## What the exercise asks
Copy out the records precisely, omitting pictures.
--- START Data provided ---
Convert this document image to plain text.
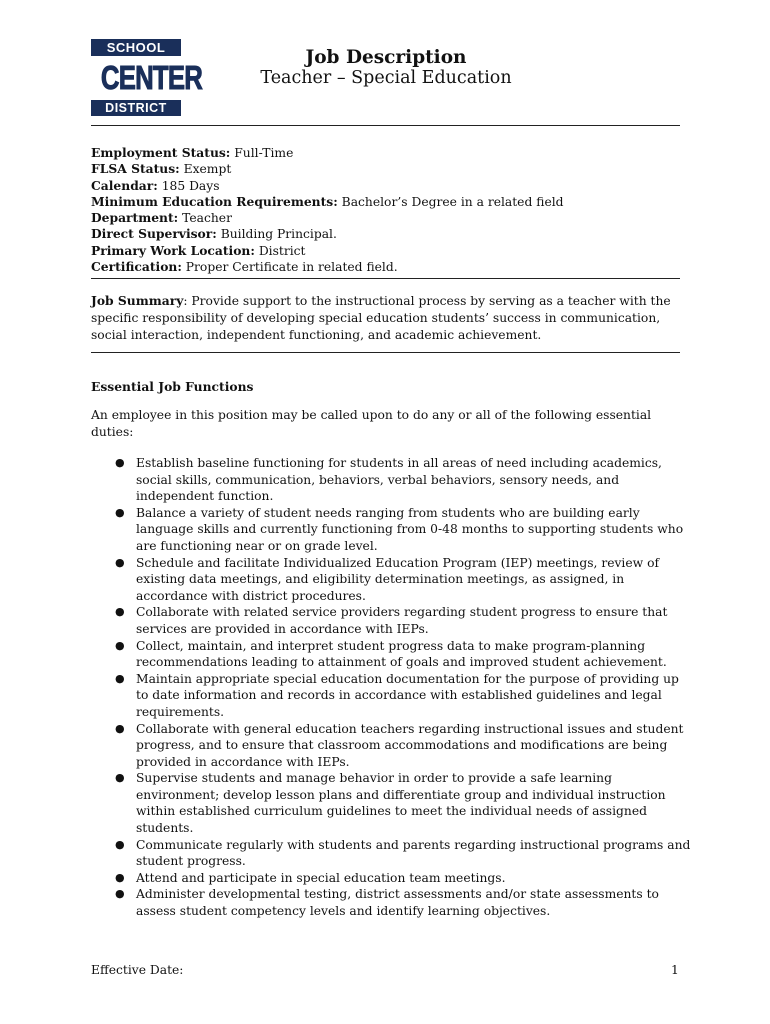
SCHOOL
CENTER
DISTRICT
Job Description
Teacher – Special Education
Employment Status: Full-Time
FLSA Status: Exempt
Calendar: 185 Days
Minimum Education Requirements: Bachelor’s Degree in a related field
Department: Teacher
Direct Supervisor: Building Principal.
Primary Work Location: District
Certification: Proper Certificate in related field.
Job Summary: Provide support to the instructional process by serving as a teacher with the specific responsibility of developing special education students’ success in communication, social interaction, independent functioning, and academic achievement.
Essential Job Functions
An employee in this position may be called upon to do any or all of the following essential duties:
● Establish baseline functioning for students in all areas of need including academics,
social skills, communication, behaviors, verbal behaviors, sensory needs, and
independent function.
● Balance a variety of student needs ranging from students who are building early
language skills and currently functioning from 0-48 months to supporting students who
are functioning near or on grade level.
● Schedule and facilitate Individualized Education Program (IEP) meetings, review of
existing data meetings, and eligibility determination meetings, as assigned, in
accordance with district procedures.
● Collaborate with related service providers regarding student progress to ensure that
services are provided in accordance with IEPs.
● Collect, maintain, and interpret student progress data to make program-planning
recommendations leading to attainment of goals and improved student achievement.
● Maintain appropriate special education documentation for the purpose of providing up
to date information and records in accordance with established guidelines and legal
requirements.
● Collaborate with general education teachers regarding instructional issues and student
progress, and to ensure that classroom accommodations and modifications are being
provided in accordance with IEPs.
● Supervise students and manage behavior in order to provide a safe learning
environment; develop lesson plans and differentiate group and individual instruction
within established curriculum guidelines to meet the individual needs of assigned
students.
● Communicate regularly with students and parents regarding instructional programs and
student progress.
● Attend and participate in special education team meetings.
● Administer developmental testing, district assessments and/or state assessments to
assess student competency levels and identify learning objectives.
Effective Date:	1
--- END Data provided ---
## Solved exercise
Convert this document image to plain text.
SCHOOL
CENTER
DISTRICT
Job Description
Teacher – Special Education
Employment Status: Full-Time
FLSA Status: Exempt
Calendar: 185 Days
Minimum Education Requirements: Bachelor’s Degree in a related field
Department: Teacher
Direct Supervisor: Building Principal.
Primary Work Location: District
Certification: Proper Certificate in related field.
Job Summary: Provide support to the instructional process by serving as a teacher with the specific responsibility of developing special education students’ success in communication, social interaction, independent functioning, and academic achievement.
Essential Job Functions
An employee in this position may be called upon to do any or all of the following essential duties:
● Establish baseline functioning for students in all areas of need including academics,
social skills, communication, behaviors, verbal behaviors, sensory needs, and
independent function.
● Balance a variety of student needs ranging from students who are building early
language skills and currently functioning from 0-48 months to supporting students who
are functioning near or on grade level.
● Schedule and facilitate Individualized Education Program (IEP) meetings, review of
existing data meetings, and eligibility determination meetings, as assigned, in
accordance with district procedures.
● Collaborate with related service providers regarding student progress to ensure that
services are provided in accordance with IEPs.
● Collect, maintain, and interpret student progress data to make program-planning
recommendations leading to attainment of goals and improved student achievement.
● Maintain appropriate special education documentation for the purpose of providing up
to date information and records in accordance with established guidelines and legal
requirements.
● Collaborate with general education teachers regarding instructional issues and student
progress, and to ensure that classroom accommodations and modifications are being
provided in accordance with IEPs.
● Supervise students and manage behavior in order to provide a safe learning
environment; develop lesson plans and differentiate group and individual instruction
within established curriculum guidelines to meet the individual needs of assigned
students.
● Communicate regularly with students and parents regarding instructional programs and
student progress.
● Attend and participate in special education team meetings.
● Administer developmental testing, district assessments and/or state assessments to
assess student competency levels and identify learning objectives.
Effective Date:	1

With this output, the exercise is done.